-- start SUPPLIED RECORDS --

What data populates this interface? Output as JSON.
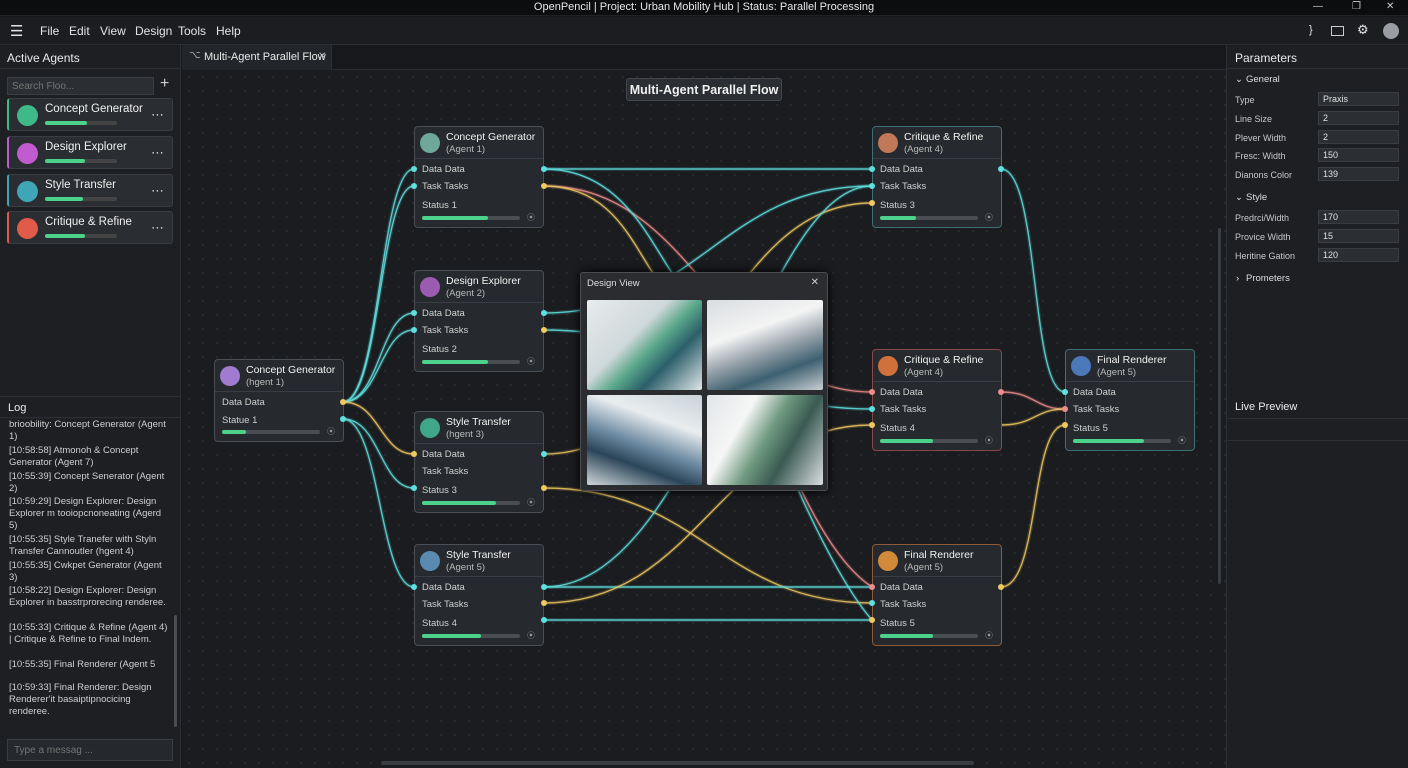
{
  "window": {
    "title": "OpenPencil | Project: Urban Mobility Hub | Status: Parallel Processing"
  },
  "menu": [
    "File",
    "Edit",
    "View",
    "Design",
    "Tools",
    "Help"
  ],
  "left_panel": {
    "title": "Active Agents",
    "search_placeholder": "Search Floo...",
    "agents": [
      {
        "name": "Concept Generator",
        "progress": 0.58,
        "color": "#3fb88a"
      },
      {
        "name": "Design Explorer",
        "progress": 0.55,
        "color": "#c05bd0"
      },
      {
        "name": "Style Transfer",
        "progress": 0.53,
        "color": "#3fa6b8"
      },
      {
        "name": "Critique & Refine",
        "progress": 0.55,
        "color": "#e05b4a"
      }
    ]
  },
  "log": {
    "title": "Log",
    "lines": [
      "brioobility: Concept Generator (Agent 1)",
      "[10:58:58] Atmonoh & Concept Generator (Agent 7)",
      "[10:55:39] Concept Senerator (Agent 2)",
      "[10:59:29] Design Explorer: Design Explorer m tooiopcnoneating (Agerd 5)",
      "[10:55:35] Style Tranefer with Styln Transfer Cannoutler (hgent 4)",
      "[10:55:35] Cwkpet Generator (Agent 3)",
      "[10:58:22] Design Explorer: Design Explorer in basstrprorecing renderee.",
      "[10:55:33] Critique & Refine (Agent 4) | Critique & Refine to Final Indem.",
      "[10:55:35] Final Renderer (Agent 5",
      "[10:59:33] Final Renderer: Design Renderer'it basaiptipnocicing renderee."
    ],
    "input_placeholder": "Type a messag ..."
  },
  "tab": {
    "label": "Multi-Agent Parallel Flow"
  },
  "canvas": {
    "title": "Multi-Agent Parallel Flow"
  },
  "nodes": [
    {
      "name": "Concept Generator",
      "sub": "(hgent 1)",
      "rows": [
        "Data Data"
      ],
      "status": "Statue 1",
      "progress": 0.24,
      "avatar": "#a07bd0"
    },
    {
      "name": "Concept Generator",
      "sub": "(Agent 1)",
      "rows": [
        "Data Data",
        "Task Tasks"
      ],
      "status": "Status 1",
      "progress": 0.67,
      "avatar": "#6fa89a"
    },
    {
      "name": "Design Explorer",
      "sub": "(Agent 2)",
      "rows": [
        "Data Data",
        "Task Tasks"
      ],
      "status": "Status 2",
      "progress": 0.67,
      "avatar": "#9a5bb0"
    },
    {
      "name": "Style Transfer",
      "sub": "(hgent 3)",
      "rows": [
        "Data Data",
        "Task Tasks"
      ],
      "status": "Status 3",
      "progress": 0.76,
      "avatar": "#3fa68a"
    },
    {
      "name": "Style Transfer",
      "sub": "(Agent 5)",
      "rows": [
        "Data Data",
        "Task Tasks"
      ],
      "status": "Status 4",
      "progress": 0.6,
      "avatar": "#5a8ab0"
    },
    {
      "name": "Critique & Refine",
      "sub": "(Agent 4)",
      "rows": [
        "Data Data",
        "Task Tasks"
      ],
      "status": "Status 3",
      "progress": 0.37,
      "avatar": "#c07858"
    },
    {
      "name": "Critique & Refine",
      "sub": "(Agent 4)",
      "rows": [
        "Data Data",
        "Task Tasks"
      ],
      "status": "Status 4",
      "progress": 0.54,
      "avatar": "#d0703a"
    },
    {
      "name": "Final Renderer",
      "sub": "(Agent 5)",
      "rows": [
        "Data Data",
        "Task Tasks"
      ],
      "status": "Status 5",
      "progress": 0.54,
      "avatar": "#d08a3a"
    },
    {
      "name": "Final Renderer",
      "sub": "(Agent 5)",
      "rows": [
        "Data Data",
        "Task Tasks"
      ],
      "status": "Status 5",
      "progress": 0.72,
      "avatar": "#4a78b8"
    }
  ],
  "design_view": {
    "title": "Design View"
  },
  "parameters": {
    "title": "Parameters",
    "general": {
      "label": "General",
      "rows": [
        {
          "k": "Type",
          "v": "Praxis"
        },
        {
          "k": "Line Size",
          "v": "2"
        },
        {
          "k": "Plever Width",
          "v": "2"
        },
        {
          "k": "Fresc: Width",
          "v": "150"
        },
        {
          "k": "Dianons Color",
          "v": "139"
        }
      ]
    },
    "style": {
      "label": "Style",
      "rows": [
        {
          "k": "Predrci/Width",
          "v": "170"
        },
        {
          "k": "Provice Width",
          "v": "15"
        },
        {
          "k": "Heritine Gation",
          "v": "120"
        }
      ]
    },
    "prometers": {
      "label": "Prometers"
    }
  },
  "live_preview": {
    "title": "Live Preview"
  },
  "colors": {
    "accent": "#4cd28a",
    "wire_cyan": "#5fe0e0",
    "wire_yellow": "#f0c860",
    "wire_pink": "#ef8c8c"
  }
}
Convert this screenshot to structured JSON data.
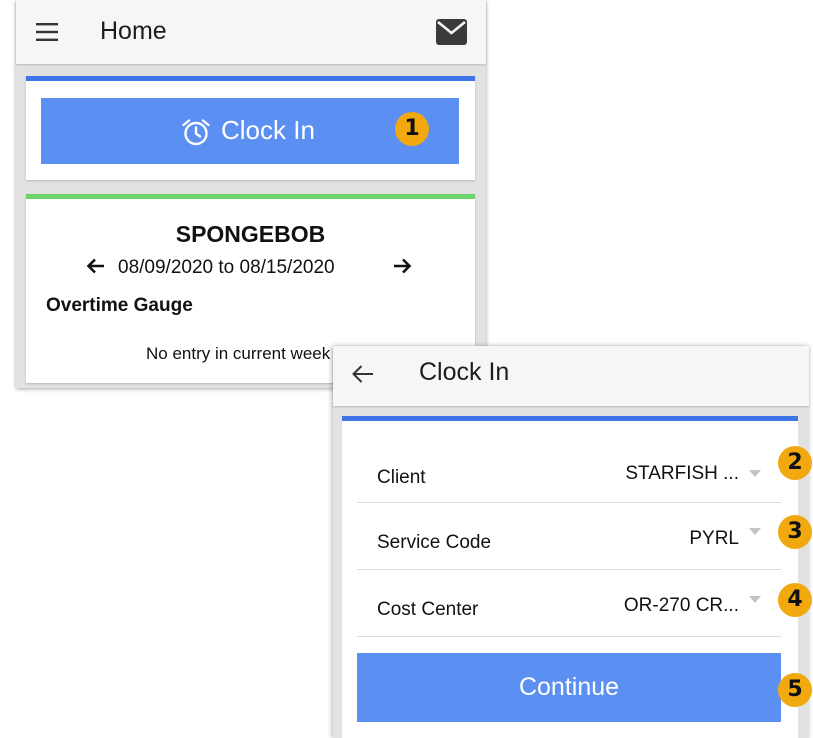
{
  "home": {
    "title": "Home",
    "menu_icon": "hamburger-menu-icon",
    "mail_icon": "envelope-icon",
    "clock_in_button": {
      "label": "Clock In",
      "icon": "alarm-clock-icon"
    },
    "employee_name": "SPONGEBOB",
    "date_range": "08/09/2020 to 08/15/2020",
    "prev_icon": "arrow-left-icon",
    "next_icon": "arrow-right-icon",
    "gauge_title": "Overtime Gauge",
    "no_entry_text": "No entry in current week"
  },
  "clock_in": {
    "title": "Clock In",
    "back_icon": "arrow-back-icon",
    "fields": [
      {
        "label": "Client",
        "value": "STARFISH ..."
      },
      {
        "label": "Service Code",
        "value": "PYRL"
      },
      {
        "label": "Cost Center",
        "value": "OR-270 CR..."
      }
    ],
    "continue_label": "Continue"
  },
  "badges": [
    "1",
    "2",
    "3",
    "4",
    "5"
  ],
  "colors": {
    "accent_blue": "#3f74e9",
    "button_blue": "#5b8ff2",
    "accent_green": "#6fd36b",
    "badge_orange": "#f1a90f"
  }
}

-- end SUPPLIED RECORDS --

### WHAT YOU NEED TO DO
Which lines contain the word "Critique"? Copy each of them.

### WRITTEN ANSWER
        "name": "Critique & Refine",
      "[10:55:33] Critique & Refine (Agent 4) | Critique & Refine to Final Indem.",
      "name": "Critique & Refine",
      "name": "Critique & Refine",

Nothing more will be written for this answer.